# PROBLEM TO WORK ON
The listing below is the input. Say how many of its lines contain "Brooklyn", giving the number alone.

# RECORDS SHOWN
-- -- --

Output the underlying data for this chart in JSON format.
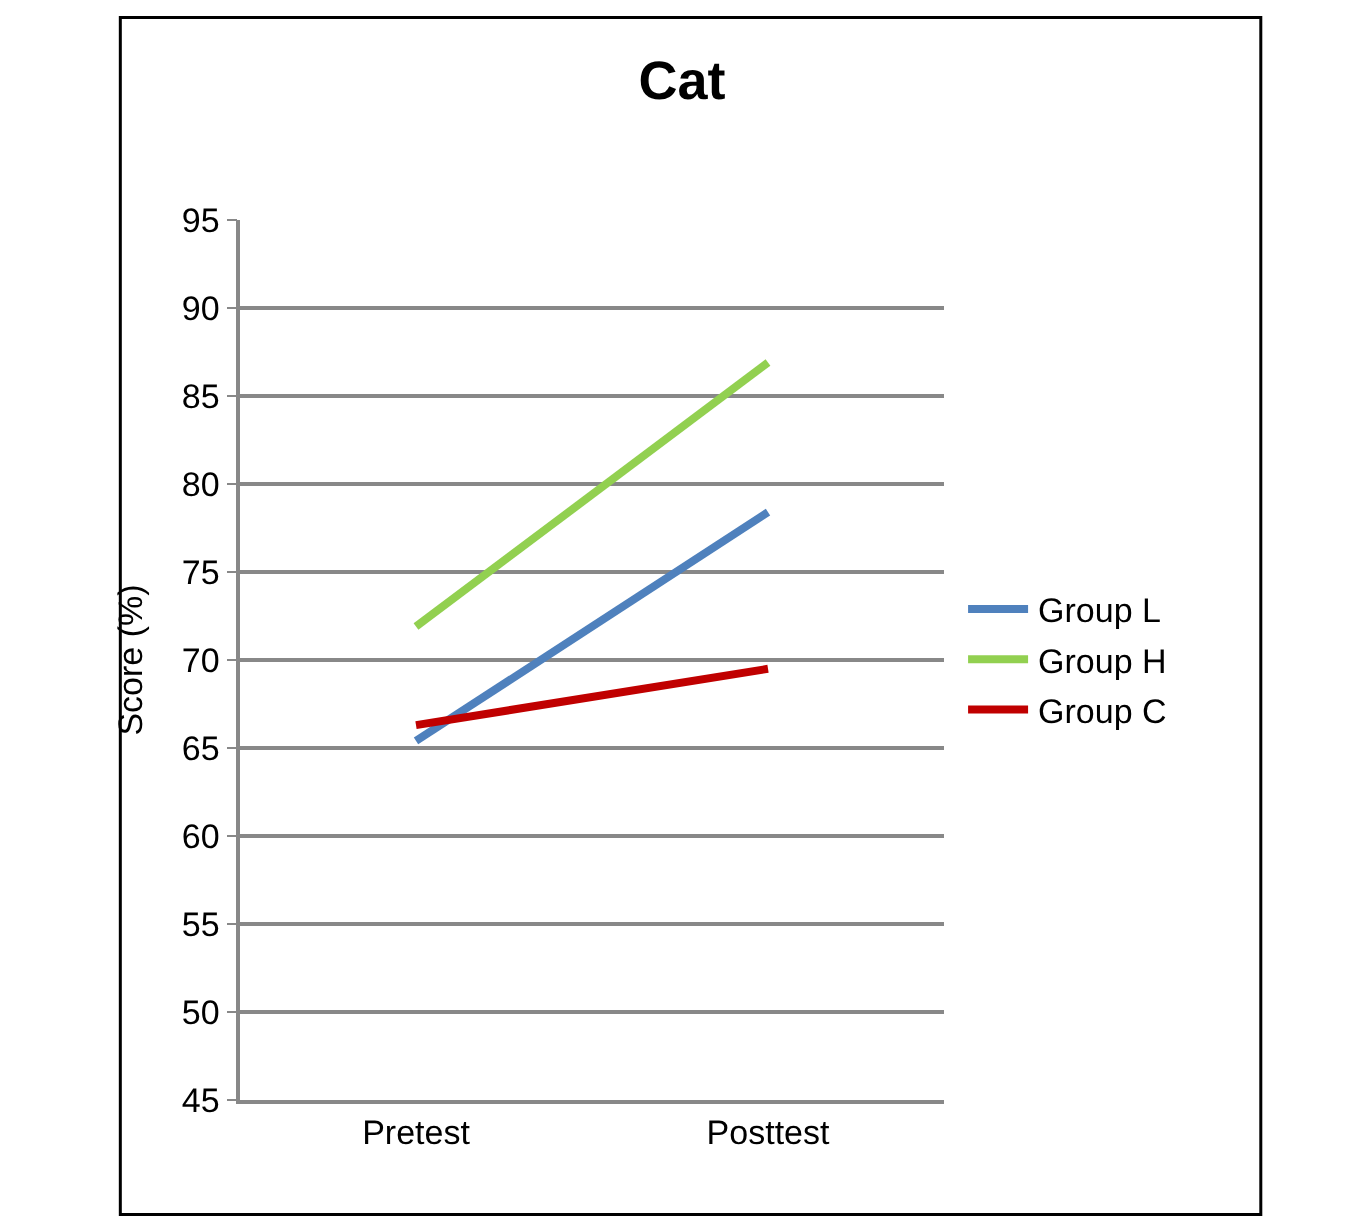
{
  "chart_data": {
    "type": "line",
    "title": "Cat",
    "ylabel": "Score (%)",
    "categories": [
      "Pretest",
      "Posttest"
    ],
    "series": [
      {
        "name": "Group L",
        "color": "#4f81bd",
        "values": [
          65.4,
          78.4
        ]
      },
      {
        "name": "Group H",
        "color": "#92d050",
        "values": [
          71.9,
          86.9
        ]
      },
      {
        "name": "Group C",
        "color": "#c00000",
        "values": [
          66.3,
          69.5
        ]
      }
    ],
    "ylim": [
      45,
      95
    ],
    "yticks": [
      45,
      50,
      55,
      60,
      65,
      70,
      75,
      80,
      85,
      90,
      95
    ],
    "grid": "y",
    "legend": "right",
    "marker": "none",
    "line_style": "solid"
  }
}
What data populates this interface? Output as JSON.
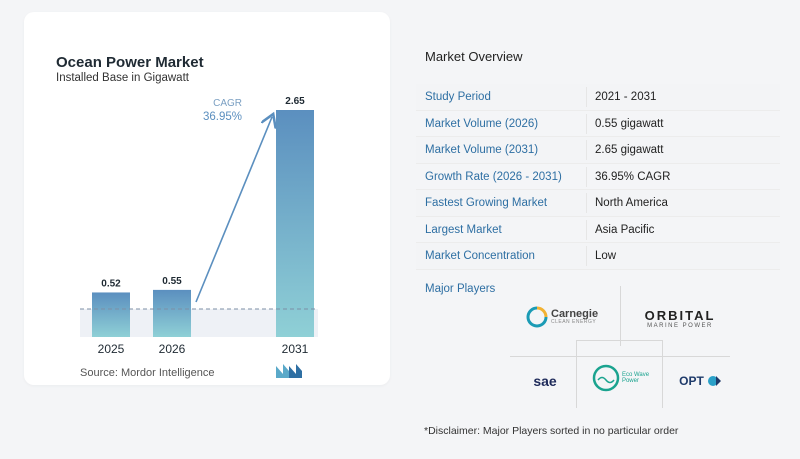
{
  "chart_data": {
    "type": "bar",
    "title": "Ocean Power Market",
    "subtitle": "Installed Base in Gigawatt",
    "categories": [
      "2025",
      "2026",
      "2031"
    ],
    "values": [
      0.52,
      0.55,
      2.65
    ],
    "value_labels": [
      "0.52",
      "0.55",
      "2.65"
    ],
    "annotation": {
      "label": "CAGR",
      "value": "36.95%"
    },
    "ylim": [
      0,
      2.65
    ],
    "colors": {
      "bar_top": "#5b8fbf",
      "bar_bottom": "#8fd0d6",
      "arrow": "#5b8fbf",
      "baseline": "#7c8fa6"
    }
  },
  "source": "Source: Mordor Intelligence",
  "overview": {
    "title": "Market Overview",
    "rows": [
      {
        "label": "Study Period",
        "value": "2021 - 2031"
      },
      {
        "label": "Market Volume (2026)",
        "value": "0.55 gigawatt"
      },
      {
        "label": "Market Volume (2031)",
        "value": "2.65 gigawatt"
      },
      {
        "label": "Growth Rate (2026 - 2031)",
        "value": "36.95% CAGR"
      },
      {
        "label": "Fastest Growing Market",
        "value": "North America"
      },
      {
        "label": "Largest Market",
        "value": "Asia Pacific"
      },
      {
        "label": "Market Concentration",
        "value": "Low"
      }
    ]
  },
  "players": {
    "title": "Major Players",
    "carnegie": {
      "name": "Carnegie",
      "sub": "CLEAN ENERGY"
    },
    "orbital": {
      "name": "ORBITAL",
      "sub": "MARINE POWER"
    },
    "sae": {
      "name": "sae"
    },
    "ecowave": {
      "name": "Eco Wave",
      "sub": "Power"
    },
    "opt": {
      "name": "OPT"
    }
  },
  "disclaimer": "*Disclaimer: Major Players sorted in no particular order"
}
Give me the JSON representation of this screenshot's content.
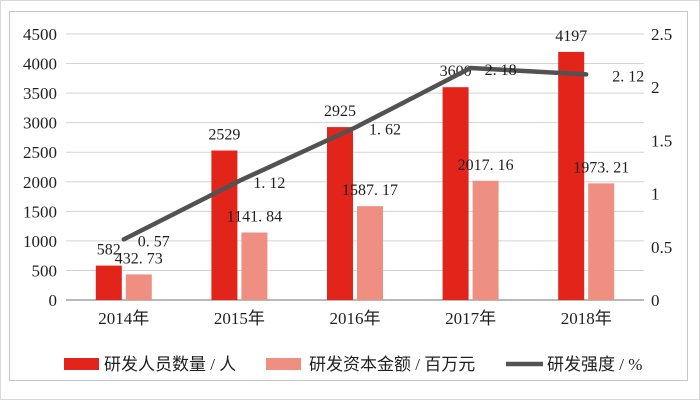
{
  "chart_data": {
    "type": "combo",
    "title": "",
    "categories": [
      "2014年",
      "2015年",
      "2016年",
      "2017年",
      "2018年"
    ],
    "series": [
      {
        "name": "研发人员数量 / 人",
        "kind": "bar",
        "axis": "left",
        "color": "#e2241b",
        "values": [
          582,
          2529,
          2925,
          3600,
          4197
        ],
        "labels": [
          "582",
          "2529",
          "2925",
          "3600",
          "4197"
        ]
      },
      {
        "name": "研发资本金额 / 百万元",
        "kind": "bar",
        "axis": "left",
        "color": "#ef8f82",
        "values": [
          432.73,
          1141.84,
          1587.17,
          2017.16,
          1973.21
        ],
        "labels": [
          "432. 73",
          "1141. 84",
          "1587. 17",
          "2017. 16",
          "1973. 21"
        ]
      },
      {
        "name": "研发强度 / %",
        "kind": "line",
        "axis": "right",
        "color": "#525252",
        "values": [
          0.57,
          1.12,
          1.62,
          2.18,
          2.12
        ],
        "labels": [
          "0. 57",
          "1. 12",
          "1. 62",
          "2. 18",
          "2. 12"
        ]
      }
    ],
    "left_axis": {
      "min": 0,
      "max": 4500,
      "step": 500,
      "ticks": [
        "0",
        "500",
        "1000",
        "1500",
        "2000",
        "2500",
        "3000",
        "3500",
        "4000",
        "4500"
      ]
    },
    "right_axis": {
      "min": 0,
      "max": 2.5,
      "step": 0.5,
      "ticks": [
        "0",
        "0.5",
        "1",
        "1.5",
        "2",
        "2.5"
      ]
    },
    "grid": true,
    "legend_position": "bottom"
  },
  "colors": {
    "bar_red": "#e2241b",
    "bar_pink": "#ef8f82",
    "trend_line": "#525252",
    "gridline": "#d3d3d3",
    "axis_line": "#8e8e8e",
    "frame_border": "#c6c6c6",
    "text": "#1f1f1f"
  }
}
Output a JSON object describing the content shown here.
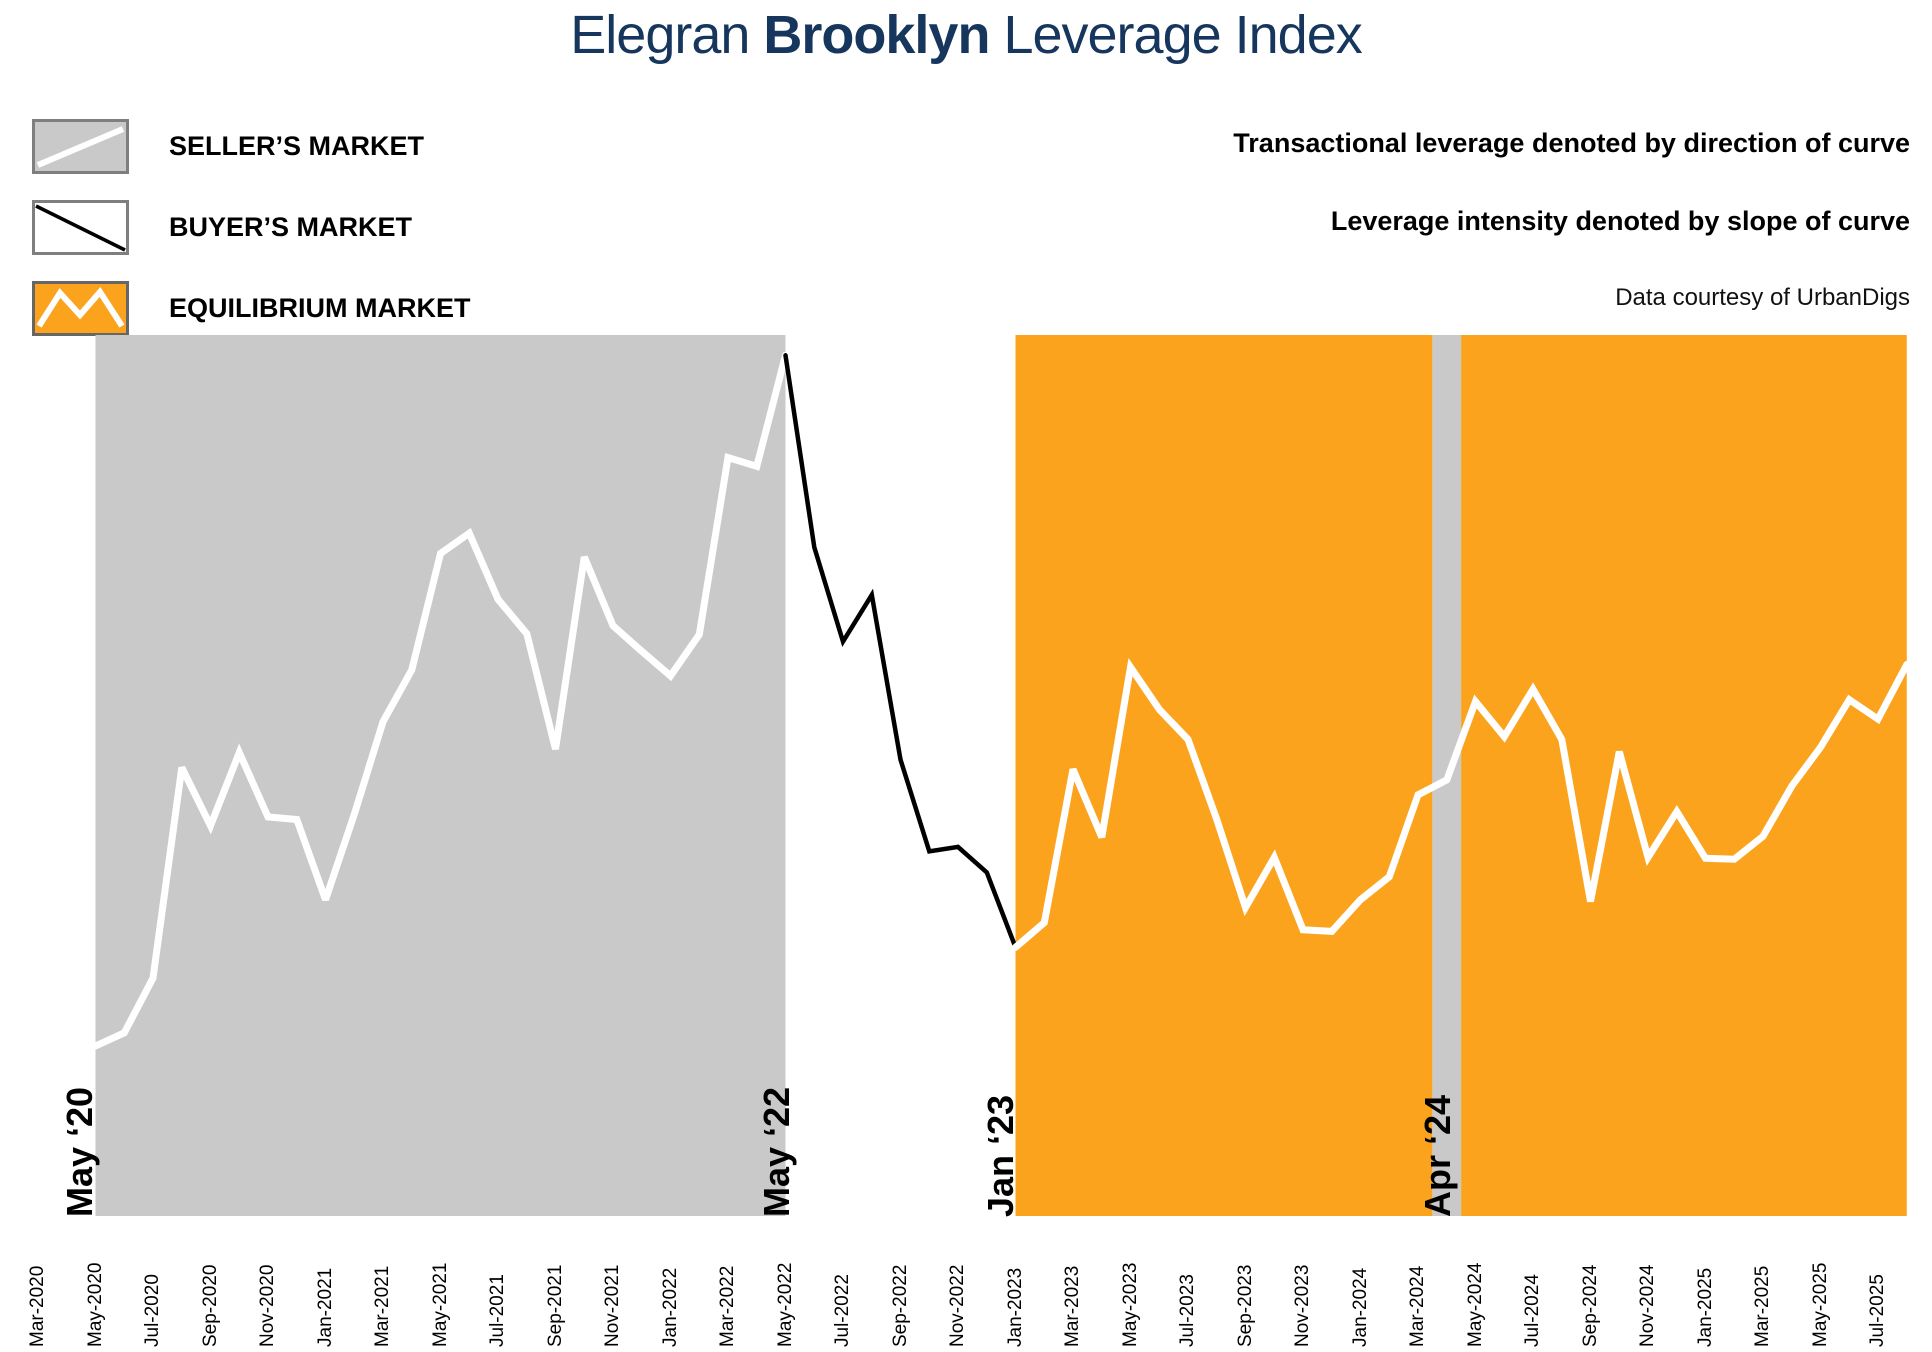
{
  "title": {
    "prefix": "Elegran ",
    "bold": "Brooklyn",
    "suffix": " Leverage Index"
  },
  "legend": {
    "items": [
      {
        "id": "sellers",
        "label": "SELLER’S MARKET"
      },
      {
        "id": "buyers",
        "label": "BUYER’S MARKET"
      },
      {
        "id": "equilibrium",
        "label": "EQUILIBRIUM MARKET"
      }
    ]
  },
  "notes": {
    "line1": "Transactional leverage denoted by direction of curve",
    "line2": "Leverage intensity denoted by slope of curve",
    "credit": "Data courtesy of UrbanDigs"
  },
  "colors": {
    "navy": "#17365D",
    "equilibrium_orange": "#FBA31C",
    "sellers_gray": "#C9C9C9",
    "swatch_border": "#7F7F7F",
    "line_white": "#FFFFFF",
    "line_black": "#000000"
  },
  "chart_data": {
    "type": "line",
    "title": "Elegran Brooklyn Leverage Index",
    "xlabel": "",
    "ylabel": "",
    "ylim": [
      0,
      100
    ],
    "grid": false,
    "x_unit": "month index from Mar-2020",
    "regions": [
      {
        "market": "sellers",
        "from": 2,
        "to": 26,
        "from_month": "May-2020",
        "to_month": "May-2022"
      },
      {
        "market": "buyers",
        "from": 26,
        "to": 34,
        "from_month": "May-2022",
        "to_month": "Jan-2023"
      },
      {
        "market": "equilibrium",
        "from": 34,
        "to": 48.5,
        "from_month": "Jan-2023",
        "to_month": "Mar-2024"
      },
      {
        "market": "sellers",
        "from": 48.5,
        "to": 49.5,
        "from_month": "Apr-2024",
        "to_month": "Apr-2024"
      },
      {
        "market": "equilibrium",
        "from": 49.5,
        "to": 65,
        "from_month": "May-2024",
        "to_month": "Aug-2025"
      }
    ],
    "line_segments": [
      {
        "stroke": "white",
        "width": 7,
        "from_i": 2,
        "to_i": 26
      },
      {
        "stroke": "black",
        "width": 4.5,
        "from_i": 26,
        "to_i": 34
      },
      {
        "stroke": "white",
        "width": 7,
        "from_i": 34,
        "to_i": 65
      }
    ],
    "annotations": [
      {
        "label": "May ‘20",
        "i": 2,
        "dx": -35
      },
      {
        "label": "May ‘22",
        "i": 26,
        "dx": -28
      },
      {
        "label": "Jan ‘23",
        "i": 34,
        "dx": -34
      },
      {
        "label": "Apr ‘24",
        "i": 48.5,
        "dx": -13
      }
    ],
    "axis_ticks": [
      {
        "i": 0,
        "label": "Mar-2020"
      },
      {
        "i": 2,
        "label": "May-2020"
      },
      {
        "i": 4,
        "label": "Jul-2020"
      },
      {
        "i": 6,
        "label": "Sep-2020"
      },
      {
        "i": 8,
        "label": "Nov-2020"
      },
      {
        "i": 10,
        "label": "Jan-2021"
      },
      {
        "i": 12,
        "label": "Mar-2021"
      },
      {
        "i": 14,
        "label": "May-2021"
      },
      {
        "i": 16,
        "label": "Jul-2021"
      },
      {
        "i": 18,
        "label": "Sep-2021"
      },
      {
        "i": 20,
        "label": "Nov-2021"
      },
      {
        "i": 22,
        "label": "Jan-2022"
      },
      {
        "i": 24,
        "label": "Mar-2022"
      },
      {
        "i": 26,
        "label": "May-2022"
      },
      {
        "i": 28,
        "label": "Jul-2022"
      },
      {
        "i": 30,
        "label": "Sep-2022"
      },
      {
        "i": 32,
        "label": "Nov-2022"
      },
      {
        "i": 34,
        "label": "Jan-2023"
      },
      {
        "i": 36,
        "label": "Mar-2023"
      },
      {
        "i": 38,
        "label": "May-2023"
      },
      {
        "i": 40,
        "label": "Jul-2023"
      },
      {
        "i": 42,
        "label": "Sep-2023"
      },
      {
        "i": 44,
        "label": "Nov-2023"
      },
      {
        "i": 46,
        "label": "Jan-2024"
      },
      {
        "i": 48,
        "label": "Mar-2024"
      },
      {
        "i": 50,
        "label": "May-2024"
      },
      {
        "i": 52,
        "label": "Jul-2024"
      },
      {
        "i": 54,
        "label": "Sep-2024"
      },
      {
        "i": 56,
        "label": "Nov-2024"
      },
      {
        "i": 58,
        "label": "Jan-2025"
      },
      {
        "i": 60,
        "label": "Mar-2025"
      },
      {
        "i": 62,
        "label": "May-2025"
      },
      {
        "i": 64,
        "label": "Jul-2025"
      }
    ],
    "series": [
      {
        "i": 2,
        "month": "May-2020",
        "value": 19.3
      },
      {
        "i": 3,
        "month": "Jun-2020",
        "value": 20.8
      },
      {
        "i": 4,
        "month": "Jul-2020",
        "value": 27.0
      },
      {
        "i": 5,
        "month": "Aug-2020",
        "value": 50.9
      },
      {
        "i": 6,
        "month": "Sep-2020",
        "value": 44.3
      },
      {
        "i": 7,
        "month": "Oct-2020",
        "value": 52.6
      },
      {
        "i": 8,
        "month": "Nov-2020",
        "value": 45.3
      },
      {
        "i": 9,
        "month": "Dec-2020",
        "value": 45.0
      },
      {
        "i": 10,
        "month": "Jan-2021",
        "value": 35.9
      },
      {
        "i": 11,
        "month": "Feb-2021",
        "value": 45.6
      },
      {
        "i": 12,
        "month": "Mar-2021",
        "value": 56.1
      },
      {
        "i": 13,
        "month": "Apr-2021",
        "value": 62.0
      },
      {
        "i": 14,
        "month": "May-2021",
        "value": 75.2
      },
      {
        "i": 15,
        "month": "Jun-2021",
        "value": 77.5
      },
      {
        "i": 16,
        "month": "Jul-2021",
        "value": 70.0
      },
      {
        "i": 17,
        "month": "Aug-2021",
        "value": 66.1
      },
      {
        "i": 18,
        "month": "Sep-2021",
        "value": 53.0
      },
      {
        "i": 19,
        "month": "Oct-2021",
        "value": 74.8
      },
      {
        "i": 20,
        "month": "Nov-2021",
        "value": 67.0
      },
      {
        "i": 21,
        "month": "Dec-2021",
        "value": 64.1
      },
      {
        "i": 22,
        "month": "Jan-2022",
        "value": 61.3
      },
      {
        "i": 23,
        "month": "Feb-2022",
        "value": 66.0
      },
      {
        "i": 24,
        "month": "Mar-2022",
        "value": 86.1
      },
      {
        "i": 25,
        "month": "Apr-2022",
        "value": 85.1
      },
      {
        "i": 26,
        "month": "May-2022",
        "value": 97.7
      },
      {
        "i": 27,
        "month": "Jun-2022",
        "value": 75.9
      },
      {
        "i": 28,
        "month": "Jul-2022",
        "value": 65.2
      },
      {
        "i": 29,
        "month": "Aug-2022",
        "value": 70.5
      },
      {
        "i": 30,
        "month": "Sep-2022",
        "value": 51.8
      },
      {
        "i": 31,
        "month": "Oct-2022",
        "value": 41.4
      },
      {
        "i": 32,
        "month": "Nov-2022",
        "value": 41.9
      },
      {
        "i": 33,
        "month": "Dec-2022",
        "value": 39.0
      },
      {
        "i": 34,
        "month": "Jan-2023",
        "value": 30.5
      },
      {
        "i": 35,
        "month": "Feb-2023",
        "value": 33.3
      },
      {
        "i": 36,
        "month": "Mar-2023",
        "value": 50.7
      },
      {
        "i": 37,
        "month": "Apr-2023",
        "value": 43.0
      },
      {
        "i": 38,
        "month": "May-2023",
        "value": 62.3
      },
      {
        "i": 39,
        "month": "Jun-2023",
        "value": 57.5
      },
      {
        "i": 40,
        "month": "Jul-2023",
        "value": 54.1
      },
      {
        "i": 41,
        "month": "Aug-2023",
        "value": 45.0
      },
      {
        "i": 42,
        "month": "Sep-2023",
        "value": 35.0
      },
      {
        "i": 43,
        "month": "Oct-2023",
        "value": 40.7
      },
      {
        "i": 44,
        "month": "Nov-2023",
        "value": 32.5
      },
      {
        "i": 45,
        "month": "Dec-2023",
        "value": 32.3
      },
      {
        "i": 46,
        "month": "Jan-2024",
        "value": 35.9
      },
      {
        "i": 47,
        "month": "Feb-2024",
        "value": 38.5
      },
      {
        "i": 48,
        "month": "Mar-2024",
        "value": 47.8
      },
      {
        "i": 49,
        "month": "Apr-2024",
        "value": 49.5
      },
      {
        "i": 50,
        "month": "May-2024",
        "value": 58.4
      },
      {
        "i": 51,
        "month": "Jun-2024",
        "value": 54.4
      },
      {
        "i": 52,
        "month": "Jul-2024",
        "value": 59.8
      },
      {
        "i": 53,
        "month": "Aug-2024",
        "value": 54.1
      },
      {
        "i": 54,
        "month": "Sep-2024",
        "value": 35.7
      },
      {
        "i": 55,
        "month": "Oct-2024",
        "value": 52.7
      },
      {
        "i": 56,
        "month": "Nov-2024",
        "value": 40.7
      },
      {
        "i": 57,
        "month": "Dec-2024",
        "value": 45.9
      },
      {
        "i": 58,
        "month": "Jan-2025",
        "value": 40.6
      },
      {
        "i": 59,
        "month": "Feb-2025",
        "value": 40.5
      },
      {
        "i": 60,
        "month": "Mar-2025",
        "value": 43.1
      },
      {
        "i": 61,
        "month": "Apr-2025",
        "value": 48.8
      },
      {
        "i": 62,
        "month": "May-2025",
        "value": 53.2
      },
      {
        "i": 63,
        "month": "Jun-2025",
        "value": 58.6
      },
      {
        "i": 64,
        "month": "Jul-2025",
        "value": 56.4
      },
      {
        "i": 65,
        "month": "Aug-2025",
        "value": 62.6
      }
    ]
  }
}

-- -- --

# THE OUTPUT
2